____ Provided passage
The quantum computing effort at Honeywell appears to be heating up. Over the last several months, the company has announced a series of new developments in its trapped ion quantum computer research, which suggests that it is close to launching its first system.
If you weren’t aware that Honeywell had a quantum computing program, you are not alone. While the occasional terse news statement about this effort is posted on the company’s quantum solutions page, the tech giant has otherwise been rather tight-lipped about its plans in this area. A request from us for more information was met with: “We don’t have anything further to add on this front.”
Since October of last year, Honeywell has been offering these smaller tidbits on a regular basis. In November, the company revealed it had started testing its first-generation qubit devices, followed in January by the claim that it had “demonstrated record-breaking high fidelity quantum operations” on its trapped-ion qubits. In March, it announced it had demonstrated “parallel operating zones” on the device, which it believes will provide faster execution and more flexible qubit connectivity.
________
____ Data lines
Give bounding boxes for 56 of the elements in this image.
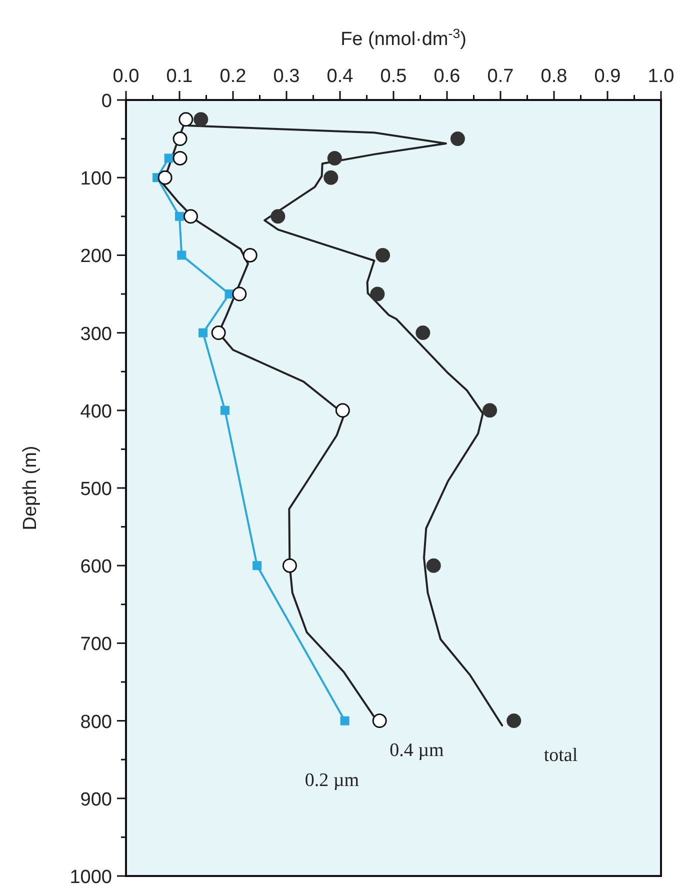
________
> _Problem description_:
Answer these from the passage on Honeywell's quantum computing work:
(a) What kind of quantum computer is Honeywell researching?
(b) Where does the company post its occasional news statements about this effort?
(c) In what month did Honeywell reveal that it had started testing its first-generation qubit devices?

> _Answer below_:
(a) A trapped ion quantum computer.
(b) On the company's quantum solutions page.
(c) November.